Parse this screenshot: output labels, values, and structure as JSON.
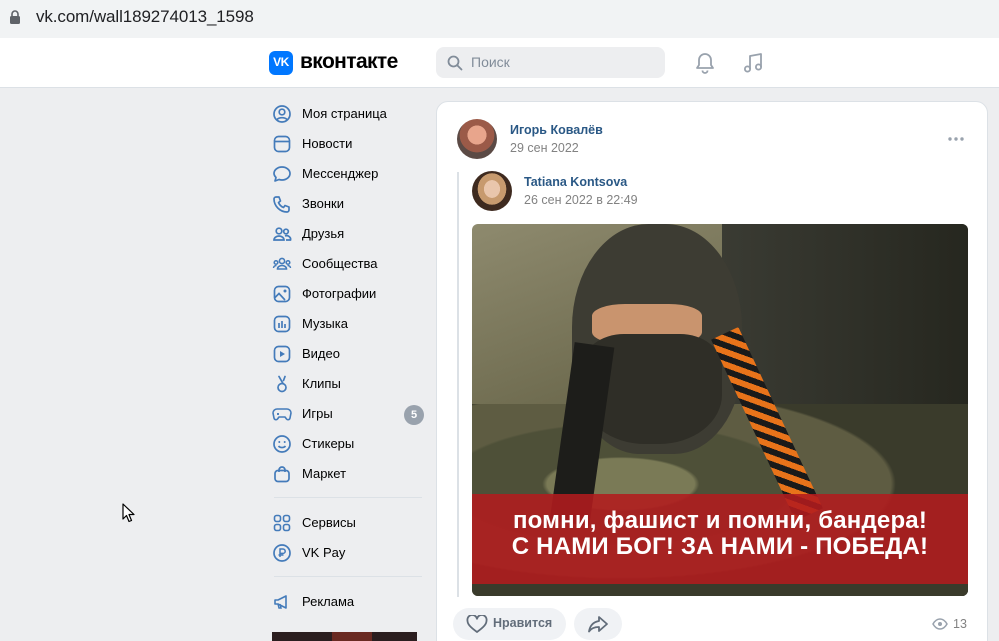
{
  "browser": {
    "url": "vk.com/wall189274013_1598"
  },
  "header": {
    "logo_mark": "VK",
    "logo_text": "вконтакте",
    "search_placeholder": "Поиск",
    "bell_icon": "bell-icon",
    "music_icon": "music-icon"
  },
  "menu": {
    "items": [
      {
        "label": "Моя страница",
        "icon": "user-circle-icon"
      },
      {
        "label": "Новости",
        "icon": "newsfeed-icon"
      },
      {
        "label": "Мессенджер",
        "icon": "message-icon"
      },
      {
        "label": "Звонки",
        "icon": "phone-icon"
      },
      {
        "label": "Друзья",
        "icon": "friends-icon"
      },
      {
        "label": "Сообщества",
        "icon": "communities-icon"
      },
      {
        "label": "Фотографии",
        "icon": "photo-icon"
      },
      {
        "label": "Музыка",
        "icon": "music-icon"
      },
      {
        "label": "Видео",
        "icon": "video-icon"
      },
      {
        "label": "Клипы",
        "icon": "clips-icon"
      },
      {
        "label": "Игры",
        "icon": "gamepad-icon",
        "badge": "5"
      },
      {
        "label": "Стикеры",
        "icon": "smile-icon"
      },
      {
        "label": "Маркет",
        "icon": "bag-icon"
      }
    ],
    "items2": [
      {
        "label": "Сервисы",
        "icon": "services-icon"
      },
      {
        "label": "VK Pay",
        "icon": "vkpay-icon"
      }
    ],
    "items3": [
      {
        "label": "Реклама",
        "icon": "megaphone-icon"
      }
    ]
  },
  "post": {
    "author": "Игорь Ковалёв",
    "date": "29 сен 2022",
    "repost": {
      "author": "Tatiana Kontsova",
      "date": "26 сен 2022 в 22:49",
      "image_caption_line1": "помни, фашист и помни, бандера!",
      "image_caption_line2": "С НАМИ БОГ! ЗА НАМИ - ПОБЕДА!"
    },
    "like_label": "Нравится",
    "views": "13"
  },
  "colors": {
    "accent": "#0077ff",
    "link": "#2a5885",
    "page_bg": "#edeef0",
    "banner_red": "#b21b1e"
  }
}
* * * * * * * * *
#### GIVEN EXERCISE:
Copy the records above exactly, leaving out every picture.

#### ANSWER TO THE PROBLEM:
Parse this screenshot: output labels, values, and structure as JSON.
{
  "browser": {
    "url": "vk.com/wall189274013_1598"
  },
  "header": {
    "logo_mark": "VK",
    "logo_text": "вконтакте",
    "search_placeholder": "Поиск",
    "bell_icon": "bell-icon",
    "music_icon": "music-icon"
  },
  "menu": {
    "items": [
      {
        "label": "Моя страница",
        "icon": "user-circle-icon"
      },
      {
        "label": "Новости",
        "icon": "newsfeed-icon"
      },
      {
        "label": "Мессенджер",
        "icon": "message-icon"
      },
      {
        "label": "Звонки",
        "icon": "phone-icon"
      },
      {
        "label": "Друзья",
        "icon": "friends-icon"
      },
      {
        "label": "Сообщества",
        "icon": "communities-icon"
      },
      {
        "label": "Фотографии",
        "icon": "photo-icon"
      },
      {
        "label": "Музыка",
        "icon": "music-icon"
      },
      {
        "label": "Видео",
        "icon": "video-icon"
      },
      {
        "label": "Клипы",
        "icon": "clips-icon"
      },
      {
        "label": "Игры",
        "icon": "gamepad-icon",
        "badge": "5"
      },
      {
        "label": "Стикеры",
        "icon": "smile-icon"
      },
      {
        "label": "Маркет",
        "icon": "bag-icon"
      }
    ],
    "items2": [
      {
        "label": "Сервисы",
        "icon": "services-icon"
      },
      {
        "label": "VK Pay",
        "icon": "vkpay-icon"
      }
    ],
    "items3": [
      {
        "label": "Реклама",
        "icon": "megaphone-icon"
      }
    ]
  },
  "post": {
    "author": "Игорь Ковалёв",
    "date": "29 сен 2022",
    "repost": {
      "author": "Tatiana Kontsova",
      "date": "26 сен 2022 в 22:49",
      "image_caption_line1": "помни, фашист и помни, бандера!",
      "image_caption_line2": "С НАМИ БОГ! ЗА НАМИ - ПОБЕДА!"
    },
    "like_label": "Нравится",
    "views": "13"
  },
  "colors": {
    "accent": "#0077ff",
    "link": "#2a5885",
    "page_bg": "#edeef0",
    "banner_red": "#b21b1e"
  }
}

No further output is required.